## What the task asks
Please retype the entries below word for word, passing over every picture.

________________________

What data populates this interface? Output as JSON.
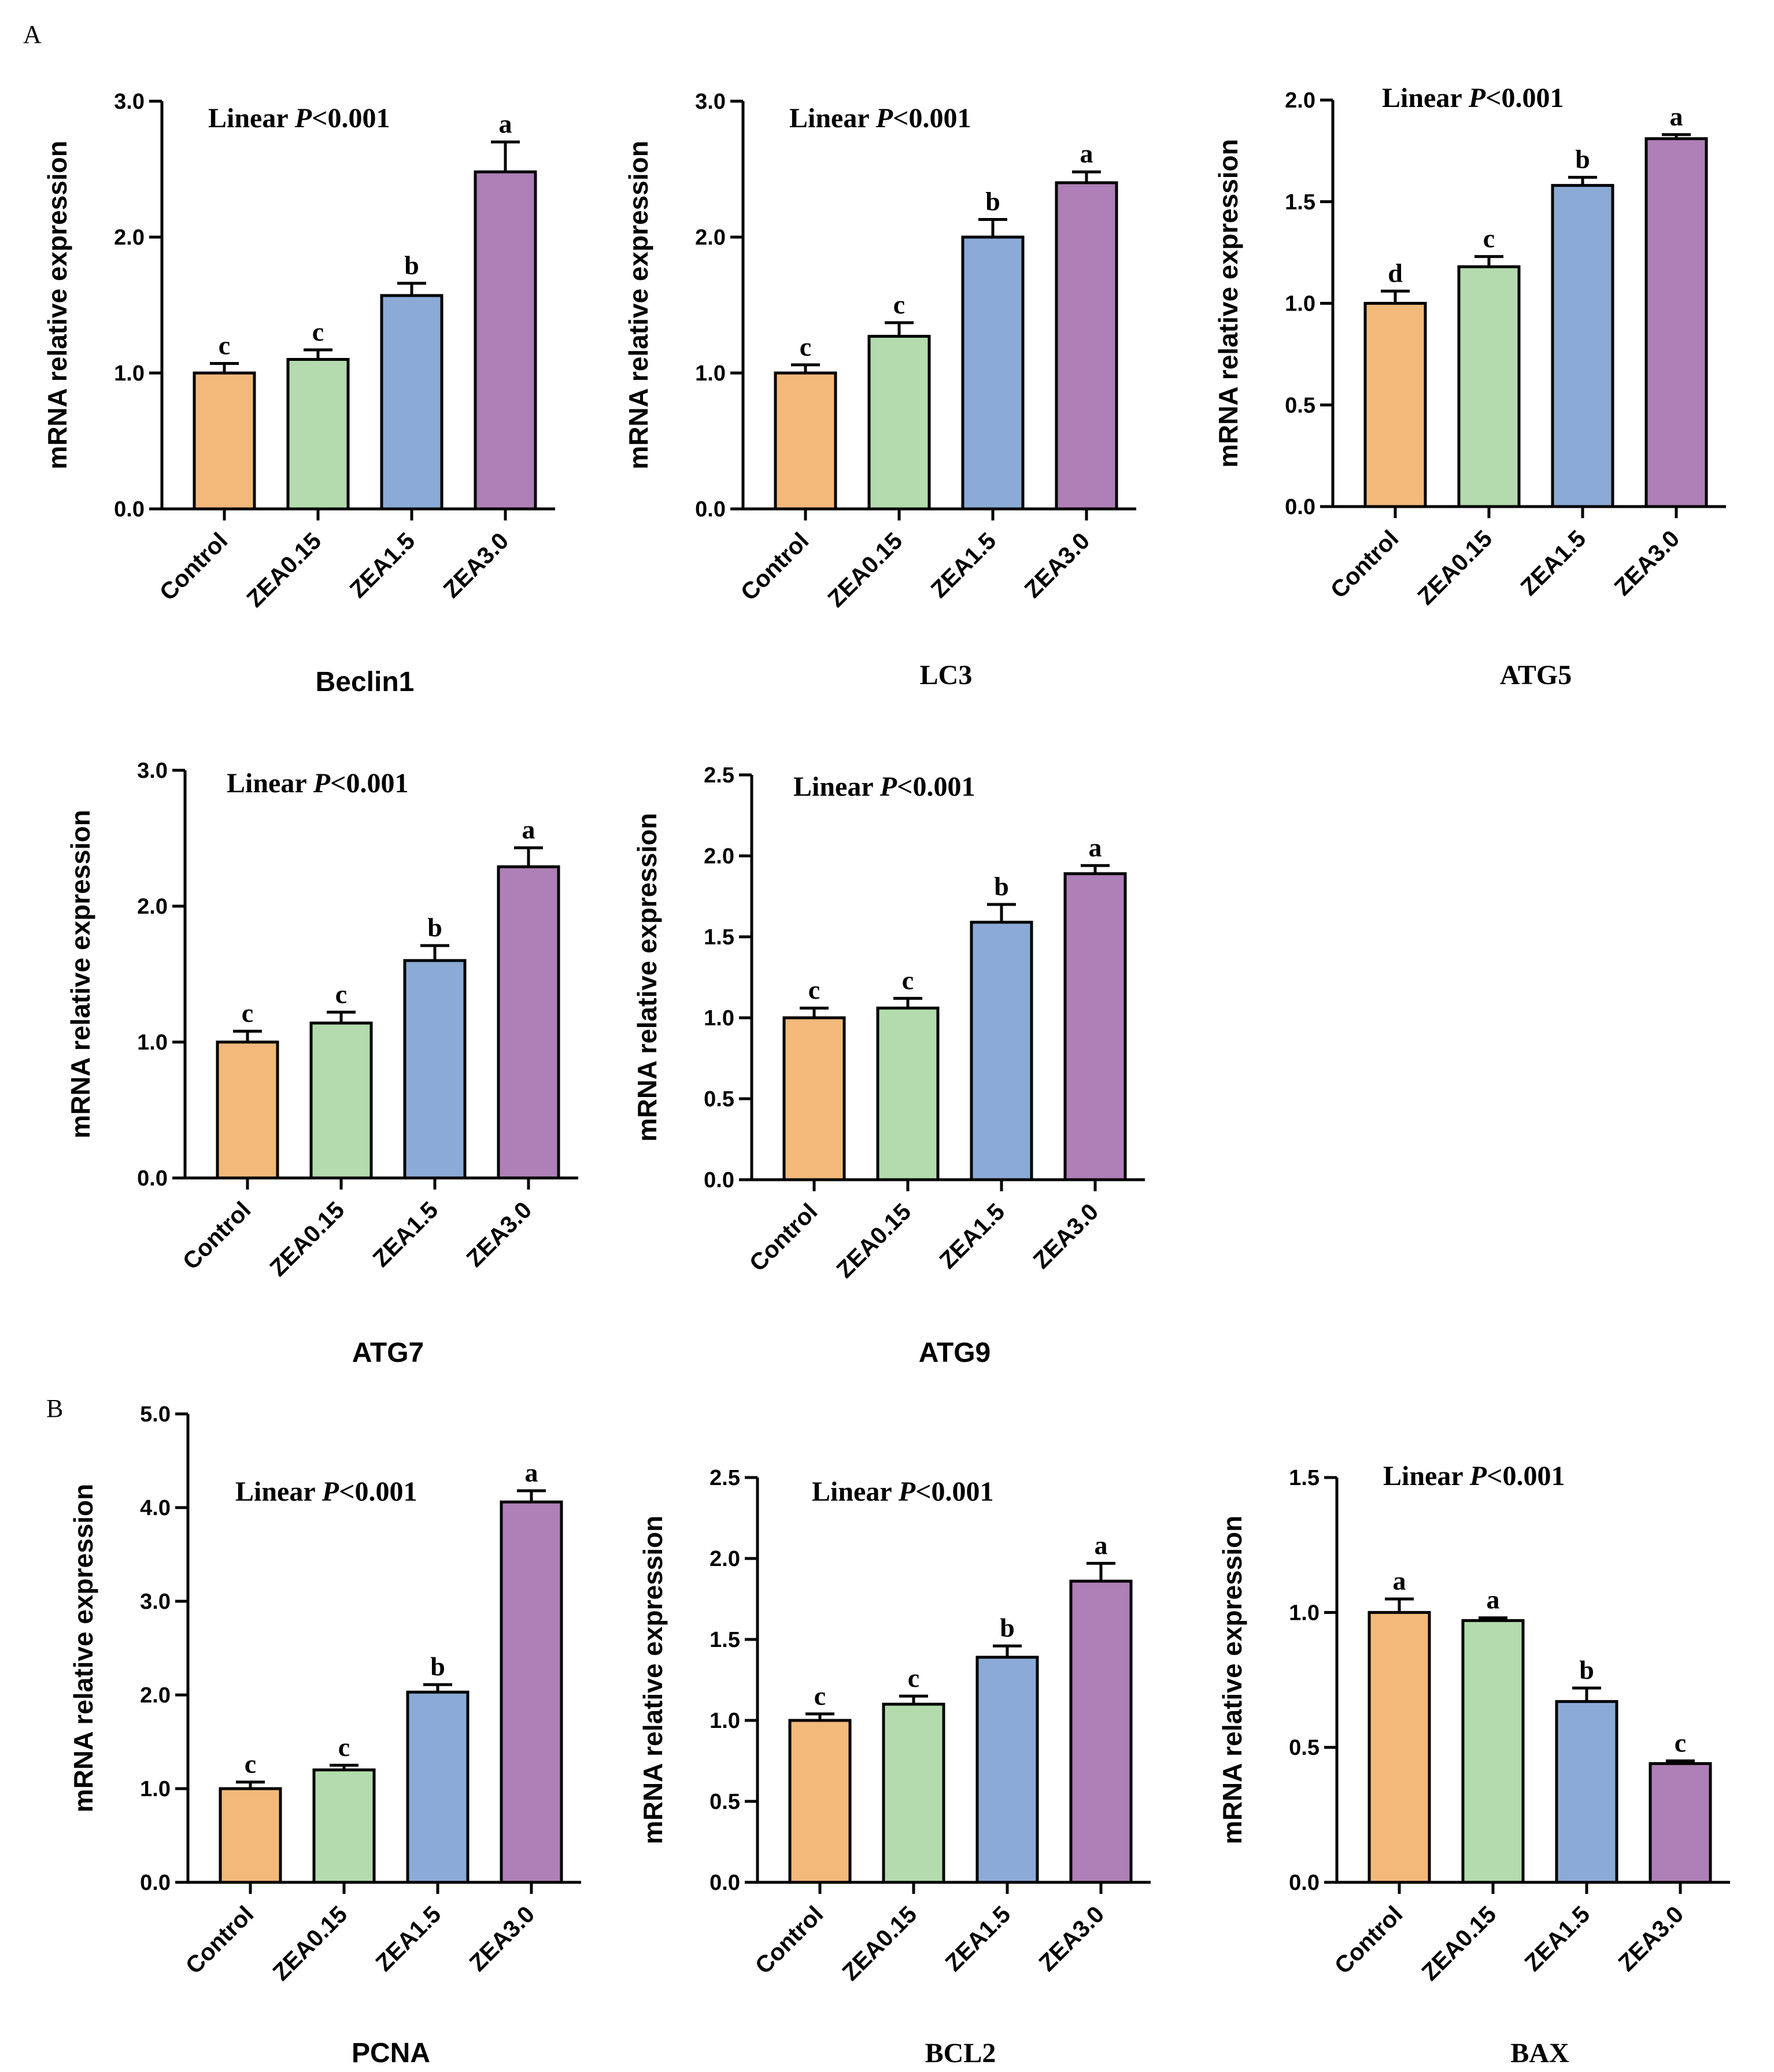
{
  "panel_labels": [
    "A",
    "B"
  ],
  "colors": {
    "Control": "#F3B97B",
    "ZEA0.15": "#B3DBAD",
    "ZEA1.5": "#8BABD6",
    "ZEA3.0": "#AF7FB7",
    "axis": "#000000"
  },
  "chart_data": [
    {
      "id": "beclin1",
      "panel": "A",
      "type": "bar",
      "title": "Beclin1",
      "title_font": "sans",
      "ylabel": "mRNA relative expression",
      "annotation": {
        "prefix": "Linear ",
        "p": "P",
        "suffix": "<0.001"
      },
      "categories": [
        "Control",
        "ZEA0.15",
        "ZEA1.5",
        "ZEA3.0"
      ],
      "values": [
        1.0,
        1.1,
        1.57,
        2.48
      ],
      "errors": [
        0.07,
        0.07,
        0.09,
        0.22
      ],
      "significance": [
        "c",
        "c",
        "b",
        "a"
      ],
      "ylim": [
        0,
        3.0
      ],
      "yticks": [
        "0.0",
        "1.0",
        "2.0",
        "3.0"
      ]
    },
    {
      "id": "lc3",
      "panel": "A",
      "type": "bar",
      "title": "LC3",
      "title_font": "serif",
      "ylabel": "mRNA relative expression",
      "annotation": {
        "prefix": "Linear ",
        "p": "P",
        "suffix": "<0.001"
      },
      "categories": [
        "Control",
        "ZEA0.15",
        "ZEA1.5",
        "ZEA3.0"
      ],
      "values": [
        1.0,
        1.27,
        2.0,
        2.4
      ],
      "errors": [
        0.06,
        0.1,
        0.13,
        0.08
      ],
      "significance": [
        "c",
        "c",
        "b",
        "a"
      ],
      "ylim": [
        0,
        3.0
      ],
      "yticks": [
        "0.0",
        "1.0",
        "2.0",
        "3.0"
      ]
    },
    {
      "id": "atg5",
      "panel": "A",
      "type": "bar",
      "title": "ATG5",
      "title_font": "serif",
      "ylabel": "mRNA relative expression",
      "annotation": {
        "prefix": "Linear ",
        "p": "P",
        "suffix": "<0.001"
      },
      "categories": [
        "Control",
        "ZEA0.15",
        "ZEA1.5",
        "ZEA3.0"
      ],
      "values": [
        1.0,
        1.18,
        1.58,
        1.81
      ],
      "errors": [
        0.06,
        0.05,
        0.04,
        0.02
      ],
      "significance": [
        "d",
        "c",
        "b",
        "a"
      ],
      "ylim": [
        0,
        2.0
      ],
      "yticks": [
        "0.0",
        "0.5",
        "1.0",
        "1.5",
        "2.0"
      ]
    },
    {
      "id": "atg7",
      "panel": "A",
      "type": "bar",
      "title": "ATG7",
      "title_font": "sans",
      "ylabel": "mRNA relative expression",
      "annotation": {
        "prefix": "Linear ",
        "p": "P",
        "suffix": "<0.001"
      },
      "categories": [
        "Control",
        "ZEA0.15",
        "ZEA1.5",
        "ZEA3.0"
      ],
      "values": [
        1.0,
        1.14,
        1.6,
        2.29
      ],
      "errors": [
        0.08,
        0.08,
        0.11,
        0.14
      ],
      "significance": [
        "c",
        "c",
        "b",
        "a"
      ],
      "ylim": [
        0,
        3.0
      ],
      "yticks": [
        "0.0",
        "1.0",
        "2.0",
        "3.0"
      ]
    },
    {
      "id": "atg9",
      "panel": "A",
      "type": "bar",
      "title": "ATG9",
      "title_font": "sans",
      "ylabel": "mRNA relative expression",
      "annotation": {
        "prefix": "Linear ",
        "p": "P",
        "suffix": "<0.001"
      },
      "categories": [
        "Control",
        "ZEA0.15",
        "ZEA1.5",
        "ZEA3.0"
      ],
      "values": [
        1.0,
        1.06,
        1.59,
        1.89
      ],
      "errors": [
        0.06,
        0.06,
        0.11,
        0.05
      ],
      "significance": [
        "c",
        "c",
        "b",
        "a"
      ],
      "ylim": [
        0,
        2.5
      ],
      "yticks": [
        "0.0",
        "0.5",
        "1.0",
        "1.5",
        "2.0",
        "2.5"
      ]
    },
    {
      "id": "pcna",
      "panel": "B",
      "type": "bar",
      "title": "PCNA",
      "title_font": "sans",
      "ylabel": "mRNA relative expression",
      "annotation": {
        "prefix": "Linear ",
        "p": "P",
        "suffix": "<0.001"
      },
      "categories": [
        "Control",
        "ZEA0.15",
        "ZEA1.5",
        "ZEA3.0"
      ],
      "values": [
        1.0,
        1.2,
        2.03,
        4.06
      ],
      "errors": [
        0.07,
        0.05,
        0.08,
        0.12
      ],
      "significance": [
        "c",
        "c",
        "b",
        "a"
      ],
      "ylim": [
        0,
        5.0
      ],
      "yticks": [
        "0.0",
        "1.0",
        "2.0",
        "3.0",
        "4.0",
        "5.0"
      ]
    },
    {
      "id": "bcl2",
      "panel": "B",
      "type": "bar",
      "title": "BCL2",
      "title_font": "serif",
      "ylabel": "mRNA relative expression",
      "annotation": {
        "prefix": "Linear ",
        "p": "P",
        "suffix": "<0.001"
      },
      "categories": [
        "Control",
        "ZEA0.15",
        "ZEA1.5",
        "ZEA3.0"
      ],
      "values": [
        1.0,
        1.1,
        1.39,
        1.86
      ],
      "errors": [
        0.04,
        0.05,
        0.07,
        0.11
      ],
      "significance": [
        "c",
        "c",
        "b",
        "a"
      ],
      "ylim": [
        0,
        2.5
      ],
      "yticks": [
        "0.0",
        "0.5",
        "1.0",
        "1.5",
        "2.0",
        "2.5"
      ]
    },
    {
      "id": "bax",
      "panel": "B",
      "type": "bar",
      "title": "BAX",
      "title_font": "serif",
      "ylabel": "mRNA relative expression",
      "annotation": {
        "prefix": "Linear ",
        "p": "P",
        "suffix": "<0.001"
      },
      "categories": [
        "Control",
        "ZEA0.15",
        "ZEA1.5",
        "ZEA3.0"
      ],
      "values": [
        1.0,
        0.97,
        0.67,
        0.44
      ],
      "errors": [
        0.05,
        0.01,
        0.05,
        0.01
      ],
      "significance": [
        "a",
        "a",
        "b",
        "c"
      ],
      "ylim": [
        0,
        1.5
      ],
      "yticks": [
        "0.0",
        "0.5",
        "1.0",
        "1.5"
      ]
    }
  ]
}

________________________

## Response to the task
What data populates this interface? Output as JSON.
{
  "panel_labels": [
    "A",
    "B"
  ],
  "colors": {
    "Control": "#F3B97B",
    "ZEA0.15": "#B3DBAD",
    "ZEA1.5": "#8BABD6",
    "ZEA3.0": "#AF7FB7",
    "axis": "#000000"
  },
  "chart_data": [
    {
      "id": "beclin1",
      "panel": "A",
      "type": "bar",
      "title": "Beclin1",
      "title_font": "sans",
      "ylabel": "mRNA relative expression",
      "annotation": {
        "prefix": "Linear ",
        "p": "P",
        "suffix": "<0.001"
      },
      "categories": [
        "Control",
        "ZEA0.15",
        "ZEA1.5",
        "ZEA3.0"
      ],
      "values": [
        1.0,
        1.1,
        1.57,
        2.48
      ],
      "errors": [
        0.07,
        0.07,
        0.09,
        0.22
      ],
      "significance": [
        "c",
        "c",
        "b",
        "a"
      ],
      "ylim": [
        0,
        3.0
      ],
      "yticks": [
        "0.0",
        "1.0",
        "2.0",
        "3.0"
      ]
    },
    {
      "id": "lc3",
      "panel": "A",
      "type": "bar",
      "title": "LC3",
      "title_font": "serif",
      "ylabel": "mRNA relative expression",
      "annotation": {
        "prefix": "Linear ",
        "p": "P",
        "suffix": "<0.001"
      },
      "categories": [
        "Control",
        "ZEA0.15",
        "ZEA1.5",
        "ZEA3.0"
      ],
      "values": [
        1.0,
        1.27,
        2.0,
        2.4
      ],
      "errors": [
        0.06,
        0.1,
        0.13,
        0.08
      ],
      "significance": [
        "c",
        "c",
        "b",
        "a"
      ],
      "ylim": [
        0,
        3.0
      ],
      "yticks": [
        "0.0",
        "1.0",
        "2.0",
        "3.0"
      ]
    },
    {
      "id": "atg5",
      "panel": "A",
      "type": "bar",
      "title": "ATG5",
      "title_font": "serif",
      "ylabel": "mRNA relative expression",
      "annotation": {
        "prefix": "Linear ",
        "p": "P",
        "suffix": "<0.001"
      },
      "categories": [
        "Control",
        "ZEA0.15",
        "ZEA1.5",
        "ZEA3.0"
      ],
      "values": [
        1.0,
        1.18,
        1.58,
        1.81
      ],
      "errors": [
        0.06,
        0.05,
        0.04,
        0.02
      ],
      "significance": [
        "d",
        "c",
        "b",
        "a"
      ],
      "ylim": [
        0,
        2.0
      ],
      "yticks": [
        "0.0",
        "0.5",
        "1.0",
        "1.5",
        "2.0"
      ]
    },
    {
      "id": "atg7",
      "panel": "A",
      "type": "bar",
      "title": "ATG7",
      "title_font": "sans",
      "ylabel": "mRNA relative expression",
      "annotation": {
        "prefix": "Linear ",
        "p": "P",
        "suffix": "<0.001"
      },
      "categories": [
        "Control",
        "ZEA0.15",
        "ZEA1.5",
        "ZEA3.0"
      ],
      "values": [
        1.0,
        1.14,
        1.6,
        2.29
      ],
      "errors": [
        0.08,
        0.08,
        0.11,
        0.14
      ],
      "significance": [
        "c",
        "c",
        "b",
        "a"
      ],
      "ylim": [
        0,
        3.0
      ],
      "yticks": [
        "0.0",
        "1.0",
        "2.0",
        "3.0"
      ]
    },
    {
      "id": "atg9",
      "panel": "A",
      "type": "bar",
      "title": "ATG9",
      "title_font": "sans",
      "ylabel": "mRNA relative expression",
      "annotation": {
        "prefix": "Linear ",
        "p": "P",
        "suffix": "<0.001"
      },
      "categories": [
        "Control",
        "ZEA0.15",
        "ZEA1.5",
        "ZEA3.0"
      ],
      "values": [
        1.0,
        1.06,
        1.59,
        1.89
      ],
      "errors": [
        0.06,
        0.06,
        0.11,
        0.05
      ],
      "significance": [
        "c",
        "c",
        "b",
        "a"
      ],
      "ylim": [
        0,
        2.5
      ],
      "yticks": [
        "0.0",
        "0.5",
        "1.0",
        "1.5",
        "2.0",
        "2.5"
      ]
    },
    {
      "id": "pcna",
      "panel": "B",
      "type": "bar",
      "title": "PCNA",
      "title_font": "sans",
      "ylabel": "mRNA relative expression",
      "annotation": {
        "prefix": "Linear ",
        "p": "P",
        "suffix": "<0.001"
      },
      "categories": [
        "Control",
        "ZEA0.15",
        "ZEA1.5",
        "ZEA3.0"
      ],
      "values": [
        1.0,
        1.2,
        2.03,
        4.06
      ],
      "errors": [
        0.07,
        0.05,
        0.08,
        0.12
      ],
      "significance": [
        "c",
        "c",
        "b",
        "a"
      ],
      "ylim": [
        0,
        5.0
      ],
      "yticks": [
        "0.0",
        "1.0",
        "2.0",
        "3.0",
        "4.0",
        "5.0"
      ]
    },
    {
      "id": "bcl2",
      "panel": "B",
      "type": "bar",
      "title": "BCL2",
      "title_font": "serif",
      "ylabel": "mRNA relative expression",
      "annotation": {
        "prefix": "Linear ",
        "p": "P",
        "suffix": "<0.001"
      },
      "categories": [
        "Control",
        "ZEA0.15",
        "ZEA1.5",
        "ZEA3.0"
      ],
      "values": [
        1.0,
        1.1,
        1.39,
        1.86
      ],
      "errors": [
        0.04,
        0.05,
        0.07,
        0.11
      ],
      "significance": [
        "c",
        "c",
        "b",
        "a"
      ],
      "ylim": [
        0,
        2.5
      ],
      "yticks": [
        "0.0",
        "0.5",
        "1.0",
        "1.5",
        "2.0",
        "2.5"
      ]
    },
    {
      "id": "bax",
      "panel": "B",
      "type": "bar",
      "title": "BAX",
      "title_font": "serif",
      "ylabel": "mRNA relative expression",
      "annotation": {
        "prefix": "Linear ",
        "p": "P",
        "suffix": "<0.001"
      },
      "categories": [
        "Control",
        "ZEA0.15",
        "ZEA1.5",
        "ZEA3.0"
      ],
      "values": [
        1.0,
        0.97,
        0.67,
        0.44
      ],
      "errors": [
        0.05,
        0.01,
        0.05,
        0.01
      ],
      "significance": [
        "a",
        "a",
        "b",
        "c"
      ],
      "ylim": [
        0,
        1.5
      ],
      "yticks": [
        "0.0",
        "0.5",
        "1.0",
        "1.5"
      ]
    }
  ]
}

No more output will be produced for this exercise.